--- EXERCISE DESCRIPTION ---
Keep the pictures out and restate every record exactly.

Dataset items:

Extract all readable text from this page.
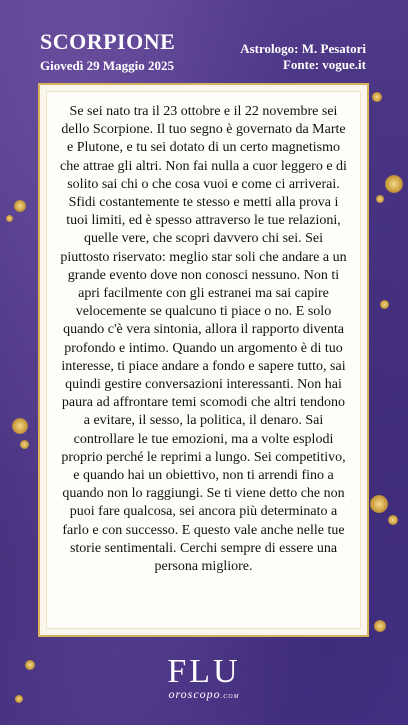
SCORPIONE
Giovedì 29 Maggio 2025
Astrologo: M. Pesatori
Fonte: vogue.it

Se sei nato tra il 23 ottobre e il 22 novembre sei dello Scorpione. Il tuo segno è governato da Marte e Plutone, e tu sei dotato di un certo magnetismo che attrae gli altri. Non fai nulla a cuor leggero e di solito sai chi o che cosa vuoi e come ci arriverai. Sfidi costantemente te stesso e metti alla prova i tuoi limiti, ed è spesso attraverso le tue relazioni, quelle vere, che scopri davvero chi sei. Sei piuttosto riservato: meglio star soli che andare a un grande evento dove non conosci nessuno. Non ti apri facilmente con gli estranei ma sai capire velocemente se qualcuno ti piace o no. E solo quando c'è vera sintonia, allora il rapporto diventa profondo e intimo. Quando un argomento è di tuo interesse, ti piace andare a fondo e sapere tutto, sai quindi gestire conversazioni interessanti. Non hai paura ad affrontare temi scomodi che altri tendono a evitare, il sesso, la politica, il denaro. Sai controllare le tue emozioni, ma a volte esplodi proprio perché le reprimi a lungo. Sei competitivo, e quando hai un obiettivo, non ti arrendi fino a quando non lo raggiungi. Se ti viene detto che non puoi fare qualcosa, sei ancora più determinato a farlo e con successo. E questo vale anche nelle tue storie sentimentali. Cerchi sempre di essere una persona migliore.

FLU
oroscopo.COM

--- THE OUTPUT ---
Extract all readable text from this page.
SCORPIONE
Giovedì 29 Maggio 2025
Astrologo: M. Pesatori
Fonte: vogue.it

Se sei nato tra il 23 ottobre e il 22 novembre sei dello Scorpione. Il tuo segno è governato da Marte e Plutone, e tu sei dotato di un certo magnetismo che attrae gli altri. Non fai nulla a cuor leggero e di solito sai chi o che cosa vuoi e come ci arriverai. Sfidi costantemente te stesso e metti alla prova i tuoi limiti, ed è spesso attraverso le tue relazioni, quelle vere, che scopri davvero chi sei. Sei piuttosto riservato: meglio star soli che andare a un grande evento dove non conosci nessuno. Non ti apri facilmente con gli estranei ma sai capire velocemente se qualcuno ti piace o no. E solo quando c'è vera sintonia, allora il rapporto diventa profondo e intimo. Quando un argomento è di tuo interesse, ti piace andare a fondo e sapere tutto, sai quindi gestire conversazioni interessanti. Non hai paura ad affrontare temi scomodi che altri tendono a evitare, il sesso, la politica, il denaro. Sai controllare le tue emozioni, ma a volte esplodi proprio perché le reprimi a lungo. Sei competitivo, e quando hai un obiettivo, non ti arrendi fino a quando non lo raggiungi. Se ti viene detto che non puoi fare qualcosa, sei ancora più determinato a farlo e con successo. E questo vale anche nelle tue storie sentimentali. Cerchi sempre di essere una persona migliore.

FLU
oroscopo.COM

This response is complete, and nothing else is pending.